■ WHAT IS BEING ASKED
Pull out each line of the records holding the string "xlabel".

---------- GIVEN ENTRIES

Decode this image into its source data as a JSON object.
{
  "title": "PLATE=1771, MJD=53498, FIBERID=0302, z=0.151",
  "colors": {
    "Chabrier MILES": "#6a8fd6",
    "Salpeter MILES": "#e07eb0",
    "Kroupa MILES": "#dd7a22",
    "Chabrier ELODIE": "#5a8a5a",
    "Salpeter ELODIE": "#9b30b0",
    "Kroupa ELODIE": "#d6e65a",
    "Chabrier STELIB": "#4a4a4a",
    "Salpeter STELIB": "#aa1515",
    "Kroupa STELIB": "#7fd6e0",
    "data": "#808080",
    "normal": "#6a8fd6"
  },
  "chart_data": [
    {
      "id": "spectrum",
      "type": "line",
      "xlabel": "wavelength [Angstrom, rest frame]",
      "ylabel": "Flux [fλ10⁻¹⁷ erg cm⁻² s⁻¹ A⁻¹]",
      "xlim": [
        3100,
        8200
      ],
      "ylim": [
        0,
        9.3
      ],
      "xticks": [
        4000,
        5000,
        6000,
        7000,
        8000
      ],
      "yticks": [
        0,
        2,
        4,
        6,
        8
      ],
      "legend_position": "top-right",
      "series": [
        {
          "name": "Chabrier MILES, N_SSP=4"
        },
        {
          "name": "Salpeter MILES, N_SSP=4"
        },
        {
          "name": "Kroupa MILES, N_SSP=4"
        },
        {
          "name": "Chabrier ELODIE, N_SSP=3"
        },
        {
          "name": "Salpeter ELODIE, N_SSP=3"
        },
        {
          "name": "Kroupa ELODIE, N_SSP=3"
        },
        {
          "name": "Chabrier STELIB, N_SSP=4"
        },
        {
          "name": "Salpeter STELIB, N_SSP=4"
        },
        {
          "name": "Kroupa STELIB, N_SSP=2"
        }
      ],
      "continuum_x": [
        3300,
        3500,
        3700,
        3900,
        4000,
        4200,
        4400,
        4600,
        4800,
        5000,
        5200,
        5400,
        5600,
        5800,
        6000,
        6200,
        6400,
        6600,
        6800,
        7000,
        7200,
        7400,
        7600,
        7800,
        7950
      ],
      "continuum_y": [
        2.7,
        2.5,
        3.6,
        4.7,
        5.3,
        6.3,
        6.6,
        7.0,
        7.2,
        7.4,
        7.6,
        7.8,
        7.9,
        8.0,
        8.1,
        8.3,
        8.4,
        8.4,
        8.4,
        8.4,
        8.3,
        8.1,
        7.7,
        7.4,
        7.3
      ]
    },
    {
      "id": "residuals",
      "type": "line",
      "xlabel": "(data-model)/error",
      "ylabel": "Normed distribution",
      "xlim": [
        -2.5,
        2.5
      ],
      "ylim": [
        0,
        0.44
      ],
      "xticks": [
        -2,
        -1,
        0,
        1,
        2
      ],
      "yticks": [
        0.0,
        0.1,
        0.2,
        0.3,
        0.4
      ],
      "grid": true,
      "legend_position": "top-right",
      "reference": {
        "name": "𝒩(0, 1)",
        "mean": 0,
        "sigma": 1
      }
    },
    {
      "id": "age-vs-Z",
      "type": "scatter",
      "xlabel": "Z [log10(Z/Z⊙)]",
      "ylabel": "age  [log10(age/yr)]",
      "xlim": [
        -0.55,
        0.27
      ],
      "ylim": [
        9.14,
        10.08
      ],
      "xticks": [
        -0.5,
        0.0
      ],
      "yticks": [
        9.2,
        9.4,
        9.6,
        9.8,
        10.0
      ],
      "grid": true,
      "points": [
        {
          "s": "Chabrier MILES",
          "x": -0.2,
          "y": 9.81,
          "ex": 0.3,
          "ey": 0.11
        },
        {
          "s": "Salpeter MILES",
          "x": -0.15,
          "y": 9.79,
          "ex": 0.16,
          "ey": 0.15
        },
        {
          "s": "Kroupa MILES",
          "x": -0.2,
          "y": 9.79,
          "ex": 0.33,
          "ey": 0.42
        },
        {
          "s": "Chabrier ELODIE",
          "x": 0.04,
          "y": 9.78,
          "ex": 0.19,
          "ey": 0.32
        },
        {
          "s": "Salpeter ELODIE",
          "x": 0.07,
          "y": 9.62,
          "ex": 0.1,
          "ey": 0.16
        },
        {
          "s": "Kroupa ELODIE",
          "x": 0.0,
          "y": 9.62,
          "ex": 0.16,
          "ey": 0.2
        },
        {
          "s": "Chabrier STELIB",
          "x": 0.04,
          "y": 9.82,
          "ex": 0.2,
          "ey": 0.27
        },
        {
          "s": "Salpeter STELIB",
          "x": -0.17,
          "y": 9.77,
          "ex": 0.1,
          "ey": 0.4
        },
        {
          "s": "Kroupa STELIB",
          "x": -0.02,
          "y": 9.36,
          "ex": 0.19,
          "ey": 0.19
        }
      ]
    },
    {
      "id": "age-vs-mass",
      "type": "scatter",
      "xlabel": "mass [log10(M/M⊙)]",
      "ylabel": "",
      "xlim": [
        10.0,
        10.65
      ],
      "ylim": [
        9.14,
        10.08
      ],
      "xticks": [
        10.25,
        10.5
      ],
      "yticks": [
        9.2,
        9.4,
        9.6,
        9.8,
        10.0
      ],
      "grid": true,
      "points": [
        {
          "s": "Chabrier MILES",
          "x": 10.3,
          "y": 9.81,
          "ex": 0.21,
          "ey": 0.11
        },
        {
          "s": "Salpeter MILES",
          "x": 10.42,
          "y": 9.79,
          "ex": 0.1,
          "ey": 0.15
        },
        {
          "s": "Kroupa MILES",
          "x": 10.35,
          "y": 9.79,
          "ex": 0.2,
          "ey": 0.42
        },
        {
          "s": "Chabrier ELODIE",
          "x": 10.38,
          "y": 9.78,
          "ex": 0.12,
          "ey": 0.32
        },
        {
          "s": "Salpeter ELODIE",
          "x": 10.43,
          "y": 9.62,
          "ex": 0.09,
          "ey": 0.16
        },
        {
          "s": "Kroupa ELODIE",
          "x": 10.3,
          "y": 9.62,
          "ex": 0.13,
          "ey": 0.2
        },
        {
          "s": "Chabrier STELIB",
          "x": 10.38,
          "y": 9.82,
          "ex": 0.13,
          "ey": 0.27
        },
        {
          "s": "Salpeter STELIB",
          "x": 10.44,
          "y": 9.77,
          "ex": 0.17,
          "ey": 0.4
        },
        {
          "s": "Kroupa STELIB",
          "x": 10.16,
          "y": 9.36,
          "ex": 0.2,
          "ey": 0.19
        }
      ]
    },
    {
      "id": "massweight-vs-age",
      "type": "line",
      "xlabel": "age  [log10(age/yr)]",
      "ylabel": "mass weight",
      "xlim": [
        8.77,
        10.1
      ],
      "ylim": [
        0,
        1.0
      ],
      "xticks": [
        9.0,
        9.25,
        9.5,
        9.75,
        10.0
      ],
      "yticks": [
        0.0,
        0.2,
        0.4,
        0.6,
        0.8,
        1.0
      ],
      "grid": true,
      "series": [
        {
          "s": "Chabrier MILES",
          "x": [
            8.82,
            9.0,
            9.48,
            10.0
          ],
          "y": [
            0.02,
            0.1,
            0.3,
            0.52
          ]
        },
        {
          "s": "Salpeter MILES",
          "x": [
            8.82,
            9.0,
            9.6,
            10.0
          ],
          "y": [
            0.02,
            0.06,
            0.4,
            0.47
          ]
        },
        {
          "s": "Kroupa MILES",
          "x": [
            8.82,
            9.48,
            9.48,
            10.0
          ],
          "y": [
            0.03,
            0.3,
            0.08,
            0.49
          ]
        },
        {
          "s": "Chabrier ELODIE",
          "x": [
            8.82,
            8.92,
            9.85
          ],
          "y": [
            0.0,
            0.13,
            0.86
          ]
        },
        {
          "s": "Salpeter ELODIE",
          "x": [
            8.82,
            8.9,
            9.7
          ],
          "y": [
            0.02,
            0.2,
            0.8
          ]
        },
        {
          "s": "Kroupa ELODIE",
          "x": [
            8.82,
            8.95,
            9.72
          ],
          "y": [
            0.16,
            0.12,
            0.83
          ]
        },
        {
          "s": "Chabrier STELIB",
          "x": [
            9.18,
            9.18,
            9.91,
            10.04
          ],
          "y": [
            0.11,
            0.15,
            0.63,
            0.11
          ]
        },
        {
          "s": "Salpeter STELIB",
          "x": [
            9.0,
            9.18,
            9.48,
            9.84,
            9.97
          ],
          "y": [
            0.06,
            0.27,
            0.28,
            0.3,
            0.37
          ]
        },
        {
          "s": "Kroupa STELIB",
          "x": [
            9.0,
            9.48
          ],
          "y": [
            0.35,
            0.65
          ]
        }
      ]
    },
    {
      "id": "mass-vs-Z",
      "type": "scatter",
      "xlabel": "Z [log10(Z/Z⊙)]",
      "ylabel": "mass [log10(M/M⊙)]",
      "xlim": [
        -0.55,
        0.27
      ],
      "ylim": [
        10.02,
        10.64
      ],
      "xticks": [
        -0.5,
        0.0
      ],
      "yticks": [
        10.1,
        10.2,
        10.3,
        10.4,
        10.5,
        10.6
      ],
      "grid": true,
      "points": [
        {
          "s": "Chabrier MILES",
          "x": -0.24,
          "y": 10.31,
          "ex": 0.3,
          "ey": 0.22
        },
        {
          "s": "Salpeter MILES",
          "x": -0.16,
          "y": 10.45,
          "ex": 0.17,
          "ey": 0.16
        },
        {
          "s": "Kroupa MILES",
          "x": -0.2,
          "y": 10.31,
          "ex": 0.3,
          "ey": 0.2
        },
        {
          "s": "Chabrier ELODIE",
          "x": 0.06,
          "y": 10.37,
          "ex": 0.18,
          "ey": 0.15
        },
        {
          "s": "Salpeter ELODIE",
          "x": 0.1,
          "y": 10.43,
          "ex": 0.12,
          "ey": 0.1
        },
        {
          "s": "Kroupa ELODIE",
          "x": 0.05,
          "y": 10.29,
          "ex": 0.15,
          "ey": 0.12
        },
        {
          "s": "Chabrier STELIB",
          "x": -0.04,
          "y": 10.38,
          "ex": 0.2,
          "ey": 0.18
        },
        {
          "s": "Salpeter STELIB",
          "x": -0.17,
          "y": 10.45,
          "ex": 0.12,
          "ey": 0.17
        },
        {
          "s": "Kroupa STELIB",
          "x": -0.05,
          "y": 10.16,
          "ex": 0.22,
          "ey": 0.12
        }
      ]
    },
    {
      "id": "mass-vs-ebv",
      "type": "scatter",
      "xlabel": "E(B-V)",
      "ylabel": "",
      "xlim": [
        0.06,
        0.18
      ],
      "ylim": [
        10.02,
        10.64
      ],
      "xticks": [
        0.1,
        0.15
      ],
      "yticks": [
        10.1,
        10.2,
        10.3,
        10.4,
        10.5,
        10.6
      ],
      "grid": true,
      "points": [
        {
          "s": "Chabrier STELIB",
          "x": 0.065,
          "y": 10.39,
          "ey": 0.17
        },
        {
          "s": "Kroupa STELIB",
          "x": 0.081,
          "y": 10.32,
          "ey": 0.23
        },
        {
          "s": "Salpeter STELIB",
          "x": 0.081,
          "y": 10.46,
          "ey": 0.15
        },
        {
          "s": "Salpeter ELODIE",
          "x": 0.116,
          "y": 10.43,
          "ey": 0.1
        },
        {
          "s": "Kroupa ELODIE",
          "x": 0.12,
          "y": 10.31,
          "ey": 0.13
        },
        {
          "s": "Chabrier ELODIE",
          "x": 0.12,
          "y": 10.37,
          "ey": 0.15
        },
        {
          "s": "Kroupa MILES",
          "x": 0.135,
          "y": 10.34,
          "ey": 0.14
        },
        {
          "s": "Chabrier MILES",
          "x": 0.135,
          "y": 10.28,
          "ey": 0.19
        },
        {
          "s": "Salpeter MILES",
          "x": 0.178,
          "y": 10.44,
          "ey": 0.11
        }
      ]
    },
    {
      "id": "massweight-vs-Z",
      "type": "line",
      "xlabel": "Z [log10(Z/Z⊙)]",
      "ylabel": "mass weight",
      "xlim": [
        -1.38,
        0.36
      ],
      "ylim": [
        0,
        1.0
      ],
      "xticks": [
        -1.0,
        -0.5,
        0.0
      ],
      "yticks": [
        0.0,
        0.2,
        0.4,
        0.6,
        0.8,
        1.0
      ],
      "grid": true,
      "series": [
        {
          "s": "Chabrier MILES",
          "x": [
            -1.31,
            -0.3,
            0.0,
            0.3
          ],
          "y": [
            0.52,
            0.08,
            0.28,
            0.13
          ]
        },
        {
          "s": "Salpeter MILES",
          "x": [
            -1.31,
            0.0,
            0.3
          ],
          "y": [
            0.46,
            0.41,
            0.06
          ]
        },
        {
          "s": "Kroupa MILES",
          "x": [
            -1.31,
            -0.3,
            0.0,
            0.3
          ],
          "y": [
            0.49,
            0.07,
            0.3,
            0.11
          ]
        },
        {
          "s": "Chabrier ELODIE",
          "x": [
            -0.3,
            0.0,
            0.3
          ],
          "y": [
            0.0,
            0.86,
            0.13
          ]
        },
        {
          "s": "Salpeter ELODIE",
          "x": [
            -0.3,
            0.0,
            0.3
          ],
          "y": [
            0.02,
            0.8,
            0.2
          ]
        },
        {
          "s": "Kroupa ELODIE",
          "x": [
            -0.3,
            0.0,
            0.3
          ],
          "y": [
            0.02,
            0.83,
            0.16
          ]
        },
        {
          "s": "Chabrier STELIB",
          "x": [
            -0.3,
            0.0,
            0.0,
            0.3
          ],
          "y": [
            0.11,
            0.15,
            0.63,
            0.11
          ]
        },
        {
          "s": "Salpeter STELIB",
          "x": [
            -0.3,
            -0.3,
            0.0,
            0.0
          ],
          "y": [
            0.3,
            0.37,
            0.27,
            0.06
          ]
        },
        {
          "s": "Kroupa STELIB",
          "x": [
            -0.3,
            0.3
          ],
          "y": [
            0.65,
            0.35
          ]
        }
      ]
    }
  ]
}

--------------------

■ CORRECT ANSWER
      "xlabel": "wavelength [Angstrom, rest frame]",
      "xlabel": "(data-model)/error",
      "xlabel": "Z [log10(Z/Z⊙)]",
      "xlabel": "mass [log10(M/M⊙)]",
      "xlabel": "age  [log10(age/yr)]",
      "xlabel": "Z [log10(Z/Z⊙)]",
      "xlabel": "E(B-V)",
      "xlabel": "Z [log10(Z/Z⊙)]",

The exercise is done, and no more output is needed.